>>>>>
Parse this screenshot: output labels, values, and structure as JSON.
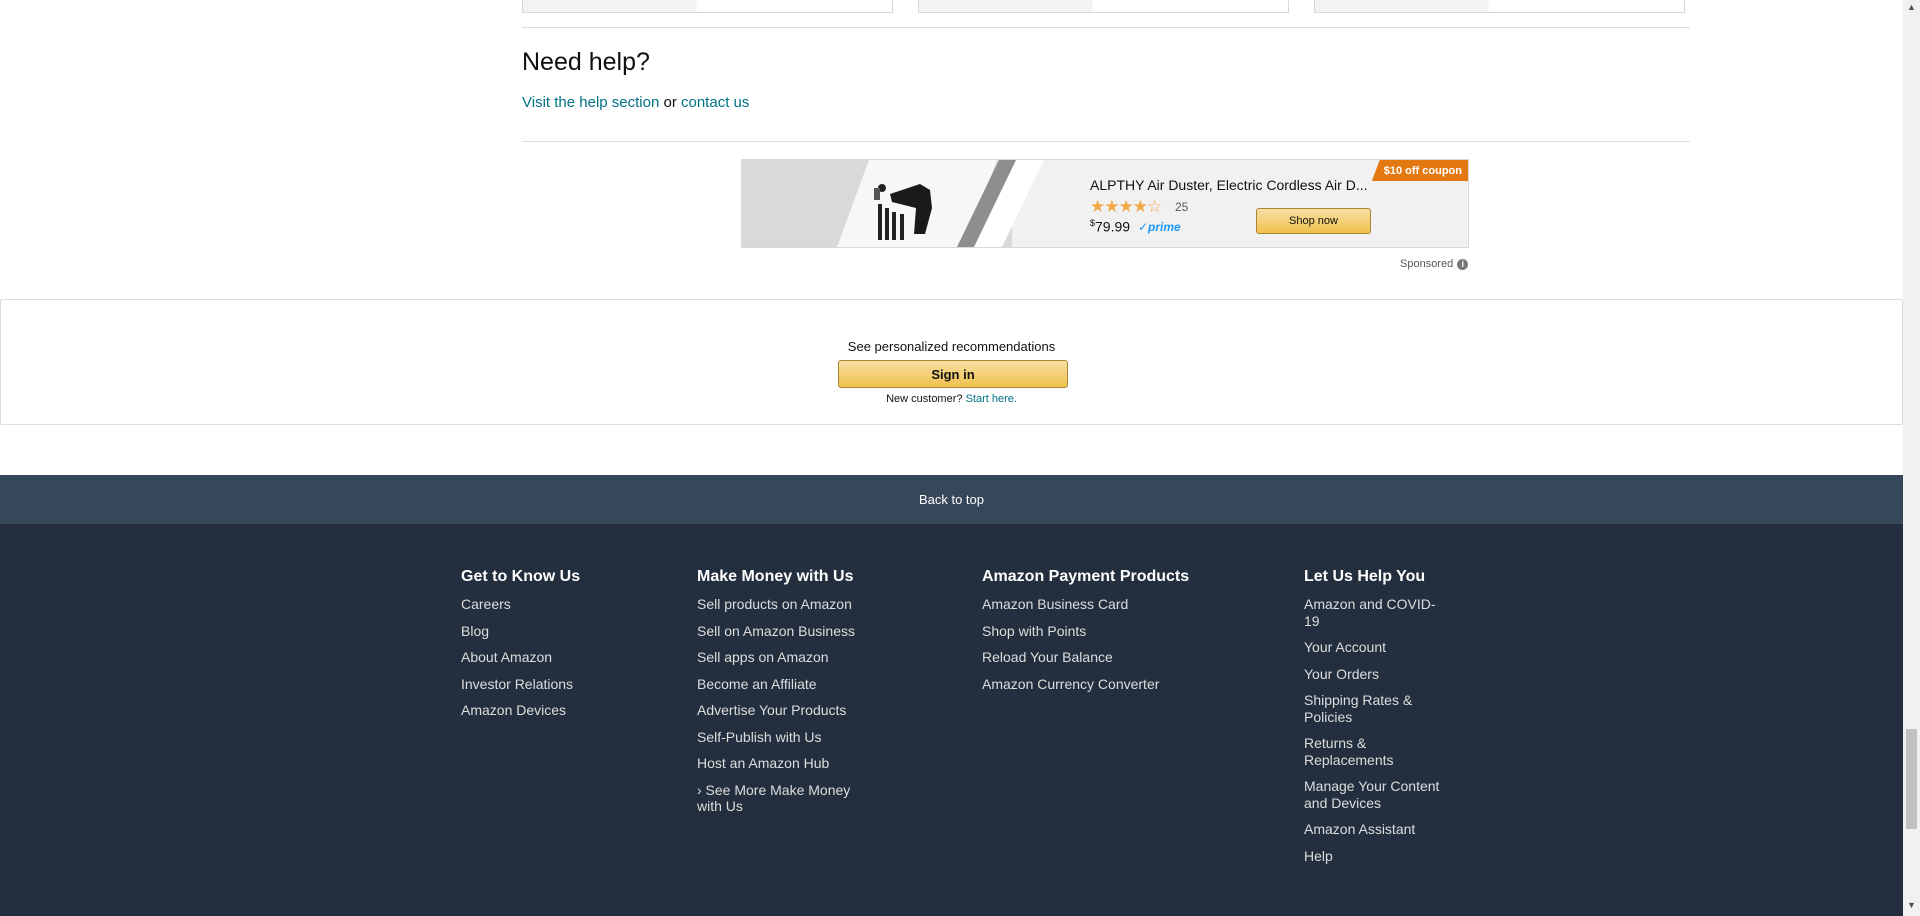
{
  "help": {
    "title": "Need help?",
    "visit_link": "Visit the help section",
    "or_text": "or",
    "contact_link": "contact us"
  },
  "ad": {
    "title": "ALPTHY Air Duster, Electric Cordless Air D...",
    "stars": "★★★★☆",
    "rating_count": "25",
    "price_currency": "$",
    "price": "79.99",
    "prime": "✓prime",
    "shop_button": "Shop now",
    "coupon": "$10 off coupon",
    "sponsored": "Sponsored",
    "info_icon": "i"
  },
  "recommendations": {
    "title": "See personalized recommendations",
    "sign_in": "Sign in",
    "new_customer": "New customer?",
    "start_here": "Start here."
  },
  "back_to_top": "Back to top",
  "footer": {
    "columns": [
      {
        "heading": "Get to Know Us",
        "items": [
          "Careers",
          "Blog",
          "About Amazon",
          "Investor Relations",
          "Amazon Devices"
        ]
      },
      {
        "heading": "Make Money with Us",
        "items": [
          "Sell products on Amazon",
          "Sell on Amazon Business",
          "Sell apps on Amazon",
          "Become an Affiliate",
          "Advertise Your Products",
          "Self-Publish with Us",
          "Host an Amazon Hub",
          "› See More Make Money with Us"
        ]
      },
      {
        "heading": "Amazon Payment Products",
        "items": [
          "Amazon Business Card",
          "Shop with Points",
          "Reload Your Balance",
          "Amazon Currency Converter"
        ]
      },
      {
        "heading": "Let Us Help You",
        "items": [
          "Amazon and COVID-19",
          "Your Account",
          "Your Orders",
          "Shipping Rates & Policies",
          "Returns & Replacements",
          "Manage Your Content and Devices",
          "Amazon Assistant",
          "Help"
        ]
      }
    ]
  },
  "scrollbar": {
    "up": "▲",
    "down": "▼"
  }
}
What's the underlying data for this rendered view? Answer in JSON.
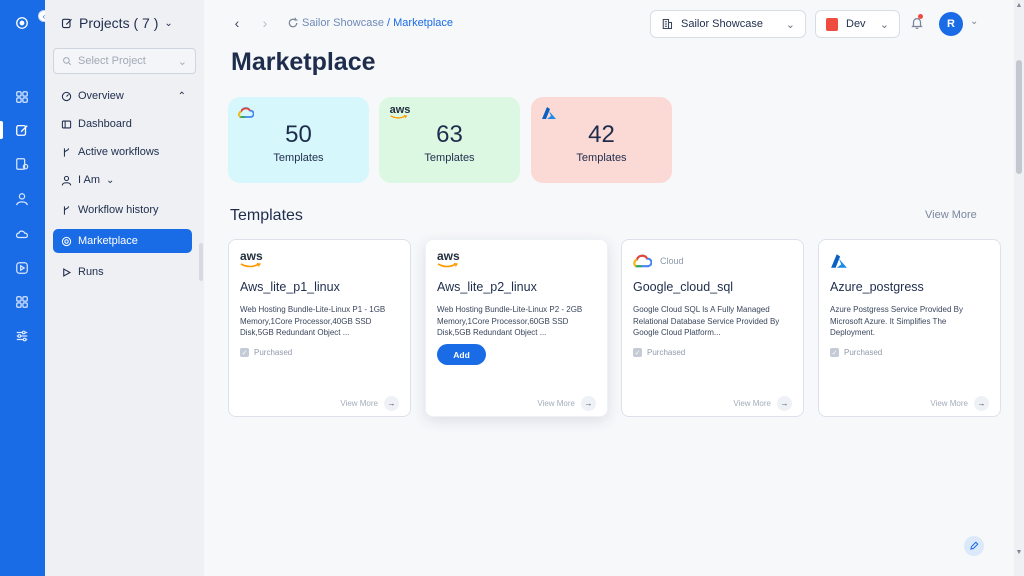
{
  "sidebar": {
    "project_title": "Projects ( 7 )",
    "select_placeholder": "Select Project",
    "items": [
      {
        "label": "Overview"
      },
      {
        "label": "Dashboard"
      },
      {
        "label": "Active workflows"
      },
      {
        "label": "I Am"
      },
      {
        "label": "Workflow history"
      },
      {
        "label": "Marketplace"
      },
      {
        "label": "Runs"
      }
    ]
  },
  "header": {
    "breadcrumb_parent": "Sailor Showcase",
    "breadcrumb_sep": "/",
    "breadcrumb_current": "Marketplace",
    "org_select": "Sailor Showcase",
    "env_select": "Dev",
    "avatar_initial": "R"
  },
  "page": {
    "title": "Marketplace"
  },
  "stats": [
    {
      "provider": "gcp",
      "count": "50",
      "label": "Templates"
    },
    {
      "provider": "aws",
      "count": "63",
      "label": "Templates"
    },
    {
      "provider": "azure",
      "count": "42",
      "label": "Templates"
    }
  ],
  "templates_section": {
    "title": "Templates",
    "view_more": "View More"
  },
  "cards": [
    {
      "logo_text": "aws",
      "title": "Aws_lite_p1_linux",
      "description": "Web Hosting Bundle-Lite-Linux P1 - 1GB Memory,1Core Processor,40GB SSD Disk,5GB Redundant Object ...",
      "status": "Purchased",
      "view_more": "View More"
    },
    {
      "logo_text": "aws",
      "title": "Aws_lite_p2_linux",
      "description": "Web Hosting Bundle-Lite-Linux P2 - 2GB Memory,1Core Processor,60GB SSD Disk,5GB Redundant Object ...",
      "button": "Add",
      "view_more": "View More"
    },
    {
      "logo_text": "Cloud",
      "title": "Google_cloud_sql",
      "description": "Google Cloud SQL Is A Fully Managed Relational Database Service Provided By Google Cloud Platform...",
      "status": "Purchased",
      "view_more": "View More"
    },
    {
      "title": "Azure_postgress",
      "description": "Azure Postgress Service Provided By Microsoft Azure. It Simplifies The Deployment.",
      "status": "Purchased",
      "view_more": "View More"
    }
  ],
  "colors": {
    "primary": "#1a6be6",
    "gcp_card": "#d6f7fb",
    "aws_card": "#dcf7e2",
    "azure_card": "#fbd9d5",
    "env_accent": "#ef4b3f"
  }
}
<<<<<
#### GIVEN TASK
Pick out and copy every line that contains the word "Service".

#### WRITTEN REPLY
      "description": "Google Cloud SQL Is A Fully Managed Relational Database Service Provided By Google Cloud Platform...",
      "description": "Azure Postgress Service Provided By Microsoft Azure. It Simplifies The Deployment.",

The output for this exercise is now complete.